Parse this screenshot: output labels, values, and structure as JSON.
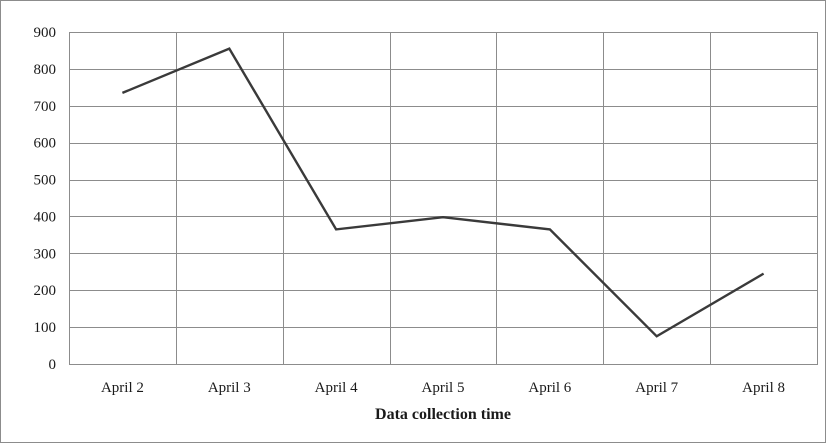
{
  "chart_data": {
    "type": "line",
    "categories": [
      "April 2",
      "April 3",
      "April 4",
      "April 5",
      "April 6",
      "April 7",
      "April 8"
    ],
    "series": [
      {
        "values": [
          735,
          855,
          365,
          398,
          365,
          75,
          245
        ]
      }
    ],
    "title": "",
    "xlabel": "Data collection time",
    "ylabel": "",
    "ylim": [
      0,
      900
    ],
    "yticks": [
      0,
      100,
      200,
      300,
      400,
      500,
      600,
      700,
      800,
      900
    ],
    "grid": true,
    "legend": "none",
    "line_color": "#3a3a3a",
    "grid_color": "#8c8c8c"
  }
}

#####

Work out how many lines of the data above contain the string "April" and give the number alone.

REPLY TO THE EXERCISE – 7